• SET TASK:
Pull every line containing "score" out of the material below.

╭─ SUPPLIED INFORMATION

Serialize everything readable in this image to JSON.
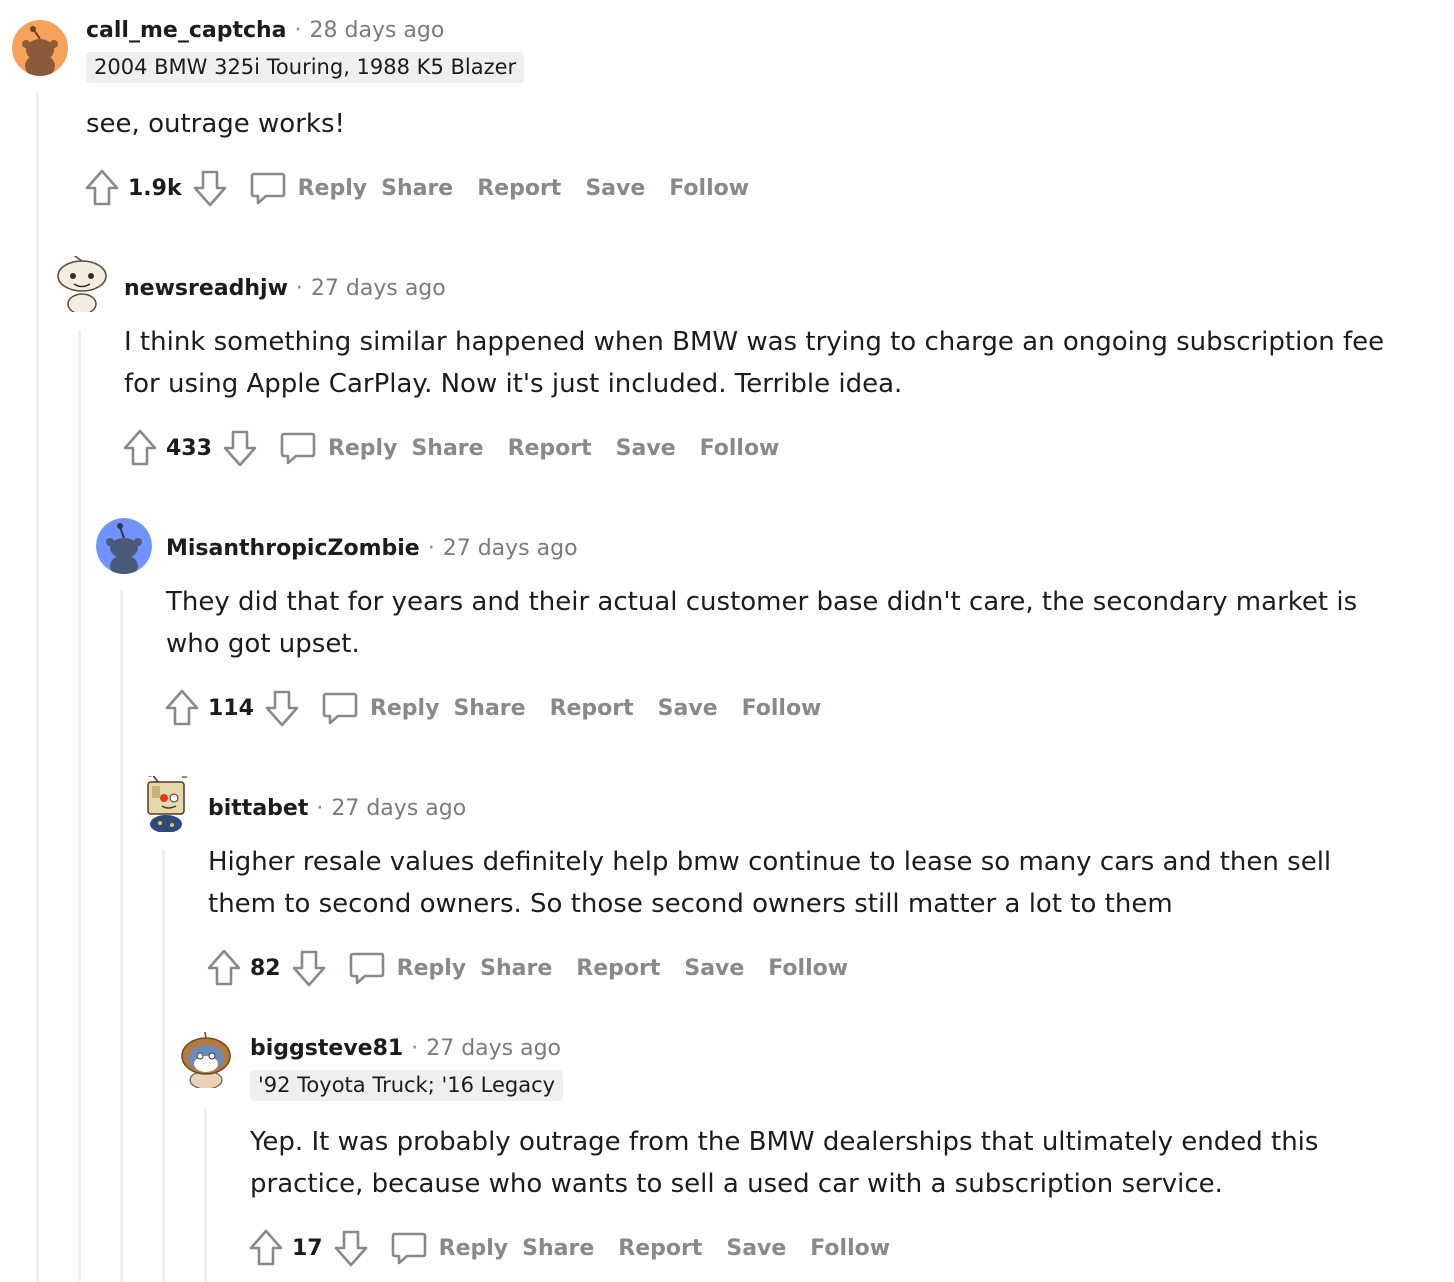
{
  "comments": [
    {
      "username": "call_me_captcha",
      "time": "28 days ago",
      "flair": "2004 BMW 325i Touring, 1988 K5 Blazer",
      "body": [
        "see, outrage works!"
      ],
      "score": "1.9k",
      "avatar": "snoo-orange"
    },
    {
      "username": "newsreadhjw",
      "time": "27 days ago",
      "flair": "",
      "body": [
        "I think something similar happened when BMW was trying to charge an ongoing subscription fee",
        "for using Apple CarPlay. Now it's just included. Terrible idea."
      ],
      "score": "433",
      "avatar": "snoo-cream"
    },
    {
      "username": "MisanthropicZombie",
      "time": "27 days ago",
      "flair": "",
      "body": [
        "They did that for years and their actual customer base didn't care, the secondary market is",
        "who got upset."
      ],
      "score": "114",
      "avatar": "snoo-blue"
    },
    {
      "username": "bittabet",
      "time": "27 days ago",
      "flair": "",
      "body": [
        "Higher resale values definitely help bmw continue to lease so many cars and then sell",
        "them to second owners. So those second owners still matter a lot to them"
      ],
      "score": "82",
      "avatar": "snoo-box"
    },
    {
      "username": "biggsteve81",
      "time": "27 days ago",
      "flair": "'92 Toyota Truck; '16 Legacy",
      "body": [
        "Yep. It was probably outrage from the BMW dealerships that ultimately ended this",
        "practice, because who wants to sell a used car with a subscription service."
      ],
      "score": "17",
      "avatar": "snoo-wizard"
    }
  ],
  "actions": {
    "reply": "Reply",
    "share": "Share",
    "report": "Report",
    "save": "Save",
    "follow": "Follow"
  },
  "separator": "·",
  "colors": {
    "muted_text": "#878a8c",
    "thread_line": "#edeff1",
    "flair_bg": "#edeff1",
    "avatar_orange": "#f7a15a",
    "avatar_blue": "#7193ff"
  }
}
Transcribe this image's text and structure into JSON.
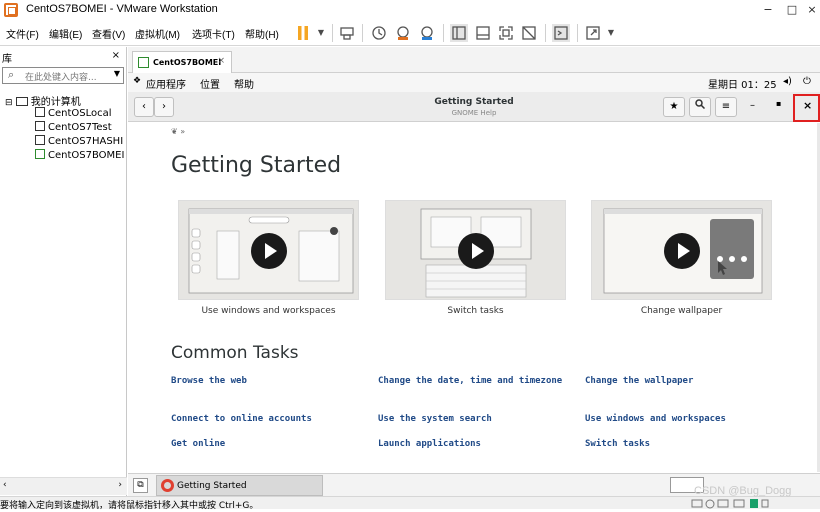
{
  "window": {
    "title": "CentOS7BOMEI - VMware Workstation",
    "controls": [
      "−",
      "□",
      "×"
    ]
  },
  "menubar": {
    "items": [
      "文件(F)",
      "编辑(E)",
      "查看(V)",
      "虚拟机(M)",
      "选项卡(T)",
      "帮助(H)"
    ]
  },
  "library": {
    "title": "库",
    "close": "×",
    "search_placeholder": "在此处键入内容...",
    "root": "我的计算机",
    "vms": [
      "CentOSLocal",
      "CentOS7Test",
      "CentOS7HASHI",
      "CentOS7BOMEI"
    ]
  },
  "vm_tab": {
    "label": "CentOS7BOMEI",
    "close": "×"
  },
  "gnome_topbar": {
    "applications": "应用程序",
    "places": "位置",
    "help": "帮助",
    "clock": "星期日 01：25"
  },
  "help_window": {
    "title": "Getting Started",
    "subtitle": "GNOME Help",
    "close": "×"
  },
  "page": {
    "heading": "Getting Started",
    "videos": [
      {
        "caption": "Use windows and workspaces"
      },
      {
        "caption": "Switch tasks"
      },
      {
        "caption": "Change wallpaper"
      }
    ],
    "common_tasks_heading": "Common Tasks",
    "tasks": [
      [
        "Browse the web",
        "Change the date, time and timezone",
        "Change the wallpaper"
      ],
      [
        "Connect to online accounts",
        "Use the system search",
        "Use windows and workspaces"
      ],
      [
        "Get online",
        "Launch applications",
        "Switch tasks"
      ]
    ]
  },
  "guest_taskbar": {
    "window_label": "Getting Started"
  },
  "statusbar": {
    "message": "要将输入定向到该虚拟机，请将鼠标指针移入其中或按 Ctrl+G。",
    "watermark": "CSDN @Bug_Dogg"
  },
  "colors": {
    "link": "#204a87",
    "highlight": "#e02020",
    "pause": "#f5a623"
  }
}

╰─

• FINAL RESULT:
      "score": "1.9k",
      "score": "433",
      "score": "114",
      "score": "82",
      "score": "17",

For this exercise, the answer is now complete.